### [DATA FOR THIS TASK]
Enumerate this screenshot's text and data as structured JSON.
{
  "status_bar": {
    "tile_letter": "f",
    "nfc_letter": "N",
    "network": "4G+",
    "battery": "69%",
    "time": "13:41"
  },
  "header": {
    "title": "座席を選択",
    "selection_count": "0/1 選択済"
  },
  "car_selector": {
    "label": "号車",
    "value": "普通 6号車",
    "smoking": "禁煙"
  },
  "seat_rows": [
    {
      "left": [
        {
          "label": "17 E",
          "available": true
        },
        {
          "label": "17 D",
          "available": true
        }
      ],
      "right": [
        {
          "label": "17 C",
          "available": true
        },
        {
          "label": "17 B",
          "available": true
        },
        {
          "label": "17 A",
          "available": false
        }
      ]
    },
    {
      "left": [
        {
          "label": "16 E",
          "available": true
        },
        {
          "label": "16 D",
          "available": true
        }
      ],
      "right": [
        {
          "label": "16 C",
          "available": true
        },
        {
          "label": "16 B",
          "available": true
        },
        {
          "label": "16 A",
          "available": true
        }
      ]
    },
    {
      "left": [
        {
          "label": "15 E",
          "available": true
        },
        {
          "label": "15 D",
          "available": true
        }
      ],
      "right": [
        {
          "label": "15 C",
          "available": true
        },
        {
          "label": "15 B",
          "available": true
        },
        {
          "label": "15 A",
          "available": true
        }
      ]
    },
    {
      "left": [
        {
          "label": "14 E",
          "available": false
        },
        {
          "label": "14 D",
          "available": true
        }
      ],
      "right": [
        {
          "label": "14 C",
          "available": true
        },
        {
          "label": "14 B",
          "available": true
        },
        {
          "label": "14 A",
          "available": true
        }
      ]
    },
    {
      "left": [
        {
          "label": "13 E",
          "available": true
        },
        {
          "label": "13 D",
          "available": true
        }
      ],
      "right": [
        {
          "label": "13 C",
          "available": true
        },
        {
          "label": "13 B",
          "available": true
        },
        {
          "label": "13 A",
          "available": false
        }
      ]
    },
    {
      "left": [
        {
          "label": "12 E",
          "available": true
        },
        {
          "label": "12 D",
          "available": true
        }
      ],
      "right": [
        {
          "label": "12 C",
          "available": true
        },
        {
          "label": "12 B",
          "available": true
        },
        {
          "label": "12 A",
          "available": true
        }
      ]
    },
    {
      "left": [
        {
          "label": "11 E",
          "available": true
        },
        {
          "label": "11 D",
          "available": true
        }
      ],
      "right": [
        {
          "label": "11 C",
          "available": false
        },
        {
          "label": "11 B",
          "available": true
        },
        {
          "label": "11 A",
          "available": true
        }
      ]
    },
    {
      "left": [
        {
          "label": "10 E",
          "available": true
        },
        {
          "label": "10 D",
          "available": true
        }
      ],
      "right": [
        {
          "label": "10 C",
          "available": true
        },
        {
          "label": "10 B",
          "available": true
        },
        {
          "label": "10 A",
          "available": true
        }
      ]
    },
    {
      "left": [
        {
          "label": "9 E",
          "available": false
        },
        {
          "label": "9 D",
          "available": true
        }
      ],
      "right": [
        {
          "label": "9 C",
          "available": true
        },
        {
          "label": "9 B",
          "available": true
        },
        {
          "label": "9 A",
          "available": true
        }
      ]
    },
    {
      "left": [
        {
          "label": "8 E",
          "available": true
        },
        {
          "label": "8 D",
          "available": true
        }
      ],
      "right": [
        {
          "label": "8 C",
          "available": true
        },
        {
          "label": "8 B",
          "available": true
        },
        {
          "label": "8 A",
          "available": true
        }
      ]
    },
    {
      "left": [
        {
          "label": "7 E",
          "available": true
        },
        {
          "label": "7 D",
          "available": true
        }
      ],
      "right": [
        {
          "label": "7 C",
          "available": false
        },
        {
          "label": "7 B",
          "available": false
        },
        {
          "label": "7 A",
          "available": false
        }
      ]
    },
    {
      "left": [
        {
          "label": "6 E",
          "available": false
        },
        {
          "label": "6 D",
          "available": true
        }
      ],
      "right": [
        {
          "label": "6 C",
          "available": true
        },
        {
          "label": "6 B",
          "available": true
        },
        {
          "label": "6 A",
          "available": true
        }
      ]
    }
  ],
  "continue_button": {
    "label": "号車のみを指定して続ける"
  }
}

### [WHAT IS NEEDED]
Write out every record verbatim.

### [REPLY]
Enumerate this screenshot's text and data as structured JSON.
{
  "status_bar": {
    "tile_letter": "f",
    "nfc_letter": "N",
    "network": "4G+",
    "battery": "69%",
    "time": "13:41"
  },
  "header": {
    "title": "座席を選択",
    "selection_count": "0/1 選択済"
  },
  "car_selector": {
    "label": "号車",
    "value": "普通 6号車",
    "smoking": "禁煙"
  },
  "seat_rows": [
    {
      "left": [
        {
          "label": "17 E",
          "available": true
        },
        {
          "label": "17 D",
          "available": true
        }
      ],
      "right": [
        {
          "label": "17 C",
          "available": true
        },
        {
          "label": "17 B",
          "available": true
        },
        {
          "label": "17 A",
          "available": false
        }
      ]
    },
    {
      "left": [
        {
          "label": "16 E",
          "available": true
        },
        {
          "label": "16 D",
          "available": true
        }
      ],
      "right": [
        {
          "label": "16 C",
          "available": true
        },
        {
          "label": "16 B",
          "available": true
        },
        {
          "label": "16 A",
          "available": true
        }
      ]
    },
    {
      "left": [
        {
          "label": "15 E",
          "available": true
        },
        {
          "label": "15 D",
          "available": true
        }
      ],
      "right": [
        {
          "label": "15 C",
          "available": true
        },
        {
          "label": "15 B",
          "available": true
        },
        {
          "label": "15 A",
          "available": true
        }
      ]
    },
    {
      "left": [
        {
          "label": "14 E",
          "available": false
        },
        {
          "label": "14 D",
          "available": true
        }
      ],
      "right": [
        {
          "label": "14 C",
          "available": true
        },
        {
          "label": "14 B",
          "available": true
        },
        {
          "label": "14 A",
          "available": true
        }
      ]
    },
    {
      "left": [
        {
          "label": "13 E",
          "available": true
        },
        {
          "label": "13 D",
          "available": true
        }
      ],
      "right": [
        {
          "label": "13 C",
          "available": true
        },
        {
          "label": "13 B",
          "available": true
        },
        {
          "label": "13 A",
          "available": false
        }
      ]
    },
    {
      "left": [
        {
          "label": "12 E",
          "available": true
        },
        {
          "label": "12 D",
          "available": true
        }
      ],
      "right": [
        {
          "label": "12 C",
          "available": true
        },
        {
          "label": "12 B",
          "available": true
        },
        {
          "label": "12 A",
          "available": true
        }
      ]
    },
    {
      "left": [
        {
          "label": "11 E",
          "available": true
        },
        {
          "label": "11 D",
          "available": true
        }
      ],
      "right": [
        {
          "label": "11 C",
          "available": false
        },
        {
          "label": "11 B",
          "available": true
        },
        {
          "label": "11 A",
          "available": true
        }
      ]
    },
    {
      "left": [
        {
          "label": "10 E",
          "available": true
        },
        {
          "label": "10 D",
          "available": true
        }
      ],
      "right": [
        {
          "label": "10 C",
          "available": true
        },
        {
          "label": "10 B",
          "available": true
        },
        {
          "label": "10 A",
          "available": true
        }
      ]
    },
    {
      "left": [
        {
          "label": "9 E",
          "available": false
        },
        {
          "label": "9 D",
          "available": true
        }
      ],
      "right": [
        {
          "label": "9 C",
          "available": true
        },
        {
          "label": "9 B",
          "available": true
        },
        {
          "label": "9 A",
          "available": true
        }
      ]
    },
    {
      "left": [
        {
          "label": "8 E",
          "available": true
        },
        {
          "label": "8 D",
          "available": true
        }
      ],
      "right": [
        {
          "label": "8 C",
          "available": true
        },
        {
          "label": "8 B",
          "available": true
        },
        {
          "label": "8 A",
          "available": true
        }
      ]
    },
    {
      "left": [
        {
          "label": "7 E",
          "available": true
        },
        {
          "label": "7 D",
          "available": true
        }
      ],
      "right": [
        {
          "label": "7 C",
          "available": false
        },
        {
          "label": "7 B",
          "available": false
        },
        {
          "label": "7 A",
          "available": false
        }
      ]
    },
    {
      "left": [
        {
          "label": "6 E",
          "available": false
        },
        {
          "label": "6 D",
          "available": true
        }
      ],
      "right": [
        {
          "label": "6 C",
          "available": true
        },
        {
          "label": "6 B",
          "available": true
        },
        {
          "label": "6 A",
          "available": true
        }
      ]
    }
  ],
  "continue_button": {
    "label": "号車のみを指定して続ける"
  }
}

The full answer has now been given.